INSTRUCTIONS FOR THE TASK:
Transcribe the entries exactly; images are not part of the copy.

Dataset entries:
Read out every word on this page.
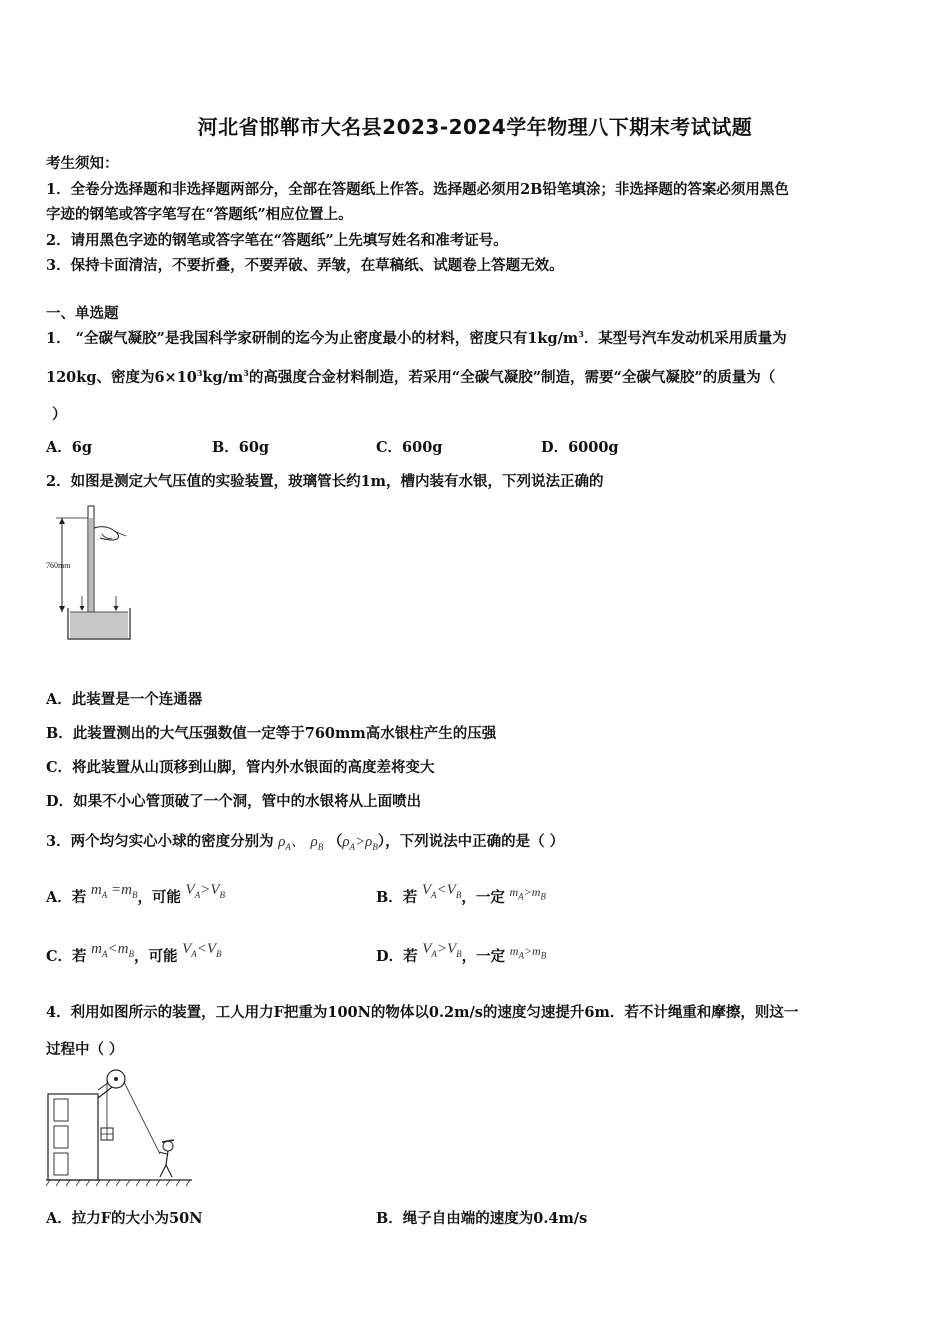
河北省邯郸市大名县2023-2024学年物理八下期末考试试题
考生须知：
1．全卷分选择题和非选择题两部分，全部在答题纸上作答。选择题必须用2B铅笔填涂；非选择题的答案必须用黑色
字迹的钢笔或答字笔写在“答题纸”相应位置上。
2．请用黑色字迹的钢笔或答字笔在“答题纸”上先填写姓名和准考证号。
3．保持卡面清洁，不要折叠，不要弄破、弄皱，在草稿纸、试题卷上答题无效。
一、单选题
1． “全碳气凝胶”是我国科学家研制的迄今为止密度最小的材料，密度只有$1kg/m^3$．某型号汽车发动机采用质量为
120kg、密度为$6\times 10^3kg/m^3$的高强度合金材料制造，若采用“全碳气凝胶”制造，需要“全碳气凝胶”的质量为（
）
A．6g	B．60g	C．600g	D．6000g
2．如图是测定大气压值的实验装置，玻璃管长约1m，槽内装有水银，下列说法正确的
760mm
A．此装置是一个连通器
B．此装置测出的大气压强数值一定等于760mm高水银柱产生的压强
C．将此装置从山顶移到山脚，管内外水银面的高度差将变大
D．如果不小心管顶破了一个洞，管中的水银将从上面喷出
3．两个均匀实心小球的密度分别为 $\rho_A$、 $\rho_B$ $(\rho_A>\rho_B)$，下列说法中正确的是（ ）
A．若 $m_A =m_B$，可能 $V_A>V_B$	B．若 $V_A<V_B$，一定 $^{m_A>m_B}$
C．若 $m_A<m_B$，可能 $V_A<V_B$	D．若 $V_A>V_B$，一定 $^{m_A>m_B}$
4．利用如图所示的装置，工人用力F把重为100N的物体以0.2m/s的速度匀速提升6m．若不计绳重和摩擦，则这一
过程中（ ）
A．拉力F的大小为50N	B．绳子自由端的速度为0.4m/s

ANSWER TO THE EXERCISE:
Read out every word on this page.
河北省邯郸市大名县2023-2024学年物理八下期末考试试题
考生须知：
1．全卷分选择题和非选择题两部分，全部在答题纸上作答。选择题必须用2B铅笔填涂；非选择题的答案必须用黑色
字迹的钢笔或答字笔写在“答题纸”相应位置上。
2．请用黑色字迹的钢笔或答字笔在“答题纸”上先填写姓名和准考证号。
3．保持卡面清洁，不要折叠，不要弄破、弄皱，在草稿纸、试题卷上答题无效。
一、单选题
1． “全碳气凝胶”是我国科学家研制的迄今为止密度最小的材料，密度只有$1kg/m^3$．某型号汽车发动机采用质量为
120kg、密度为$6\times 10^3kg/m^3$的高强度合金材料制造，若采用“全碳气凝胶”制造，需要“全碳气凝胶”的质量为（
）
A．6g	B．60g	C．600g	D．6000g
2．如图是测定大气压值的实验装置，玻璃管长约1m，槽内装有水银，下列说法正确的
760mm
A．此装置是一个连通器
B．此装置测出的大气压强数值一定等于760mm高水银柱产生的压强
C．将此装置从山顶移到山脚，管内外水银面的高度差将变大
D．如果不小心管顶破了一个洞，管中的水银将从上面喷出
3．两个均匀实心小球的密度分别为 $\rho_A$、 $\rho_B$ $(\rho_A>\rho_B)$，下列说法中正确的是（ ）
A．若 $m_A =m_B$，可能 $V_A>V_B$	B．若 $V_A<V_B$，一定 $^{m_A>m_B}$
C．若 $m_A<m_B$，可能 $V_A<V_B$	D．若 $V_A>V_B$，一定 $^{m_A>m_B}$
4．利用如图所示的装置，工人用力F把重为100N的物体以0.2m/s的速度匀速提升6m．若不计绳重和摩擦，则这一
过程中（ ）
A．拉力F的大小为50N	B．绳子自由端的速度为0.4m/s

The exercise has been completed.